Records contained in a dataset:

§ §

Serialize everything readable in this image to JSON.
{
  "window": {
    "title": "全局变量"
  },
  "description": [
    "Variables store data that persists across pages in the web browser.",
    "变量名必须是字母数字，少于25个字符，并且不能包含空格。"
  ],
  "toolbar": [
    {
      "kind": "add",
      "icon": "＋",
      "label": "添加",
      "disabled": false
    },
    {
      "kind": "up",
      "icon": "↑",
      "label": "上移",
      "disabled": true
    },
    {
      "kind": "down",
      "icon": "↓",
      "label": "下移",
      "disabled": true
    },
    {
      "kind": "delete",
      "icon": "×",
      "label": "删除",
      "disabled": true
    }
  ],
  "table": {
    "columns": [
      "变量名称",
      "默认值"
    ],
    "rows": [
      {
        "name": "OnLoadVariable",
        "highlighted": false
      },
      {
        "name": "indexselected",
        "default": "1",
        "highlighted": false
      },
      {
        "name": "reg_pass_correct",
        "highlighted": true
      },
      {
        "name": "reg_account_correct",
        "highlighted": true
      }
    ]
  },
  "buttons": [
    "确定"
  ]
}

§ §

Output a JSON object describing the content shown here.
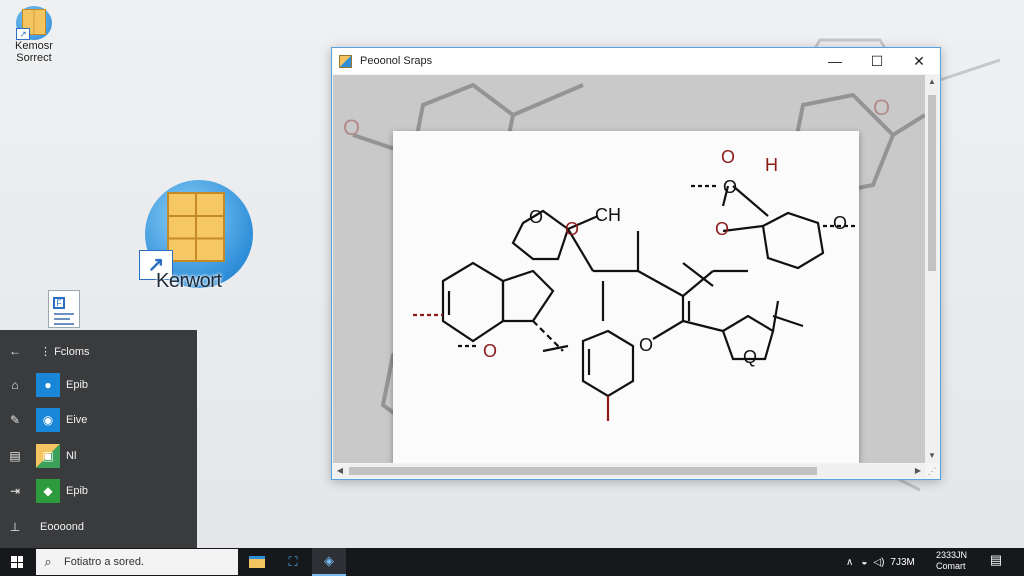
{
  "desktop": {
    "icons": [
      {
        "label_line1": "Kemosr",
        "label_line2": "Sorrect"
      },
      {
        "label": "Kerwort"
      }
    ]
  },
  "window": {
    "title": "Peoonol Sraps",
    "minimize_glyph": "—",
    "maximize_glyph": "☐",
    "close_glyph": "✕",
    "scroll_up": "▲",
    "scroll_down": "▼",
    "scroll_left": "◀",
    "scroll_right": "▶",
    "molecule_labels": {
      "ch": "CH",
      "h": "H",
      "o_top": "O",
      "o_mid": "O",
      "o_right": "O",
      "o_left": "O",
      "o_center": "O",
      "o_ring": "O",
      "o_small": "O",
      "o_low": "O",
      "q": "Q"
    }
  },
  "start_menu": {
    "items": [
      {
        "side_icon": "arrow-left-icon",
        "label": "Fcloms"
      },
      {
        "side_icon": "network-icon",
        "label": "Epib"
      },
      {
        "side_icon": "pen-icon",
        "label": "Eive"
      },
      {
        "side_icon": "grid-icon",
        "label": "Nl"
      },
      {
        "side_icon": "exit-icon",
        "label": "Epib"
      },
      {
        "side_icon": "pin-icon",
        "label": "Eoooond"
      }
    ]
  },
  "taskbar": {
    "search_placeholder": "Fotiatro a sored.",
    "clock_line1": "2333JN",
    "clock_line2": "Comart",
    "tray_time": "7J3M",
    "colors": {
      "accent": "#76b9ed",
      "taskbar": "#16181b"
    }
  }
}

§ §

REQUIREMENTS:
Only the number is wanted: how many lines of the material contain the word "JSON"?

SOLVED EXERCISE:
2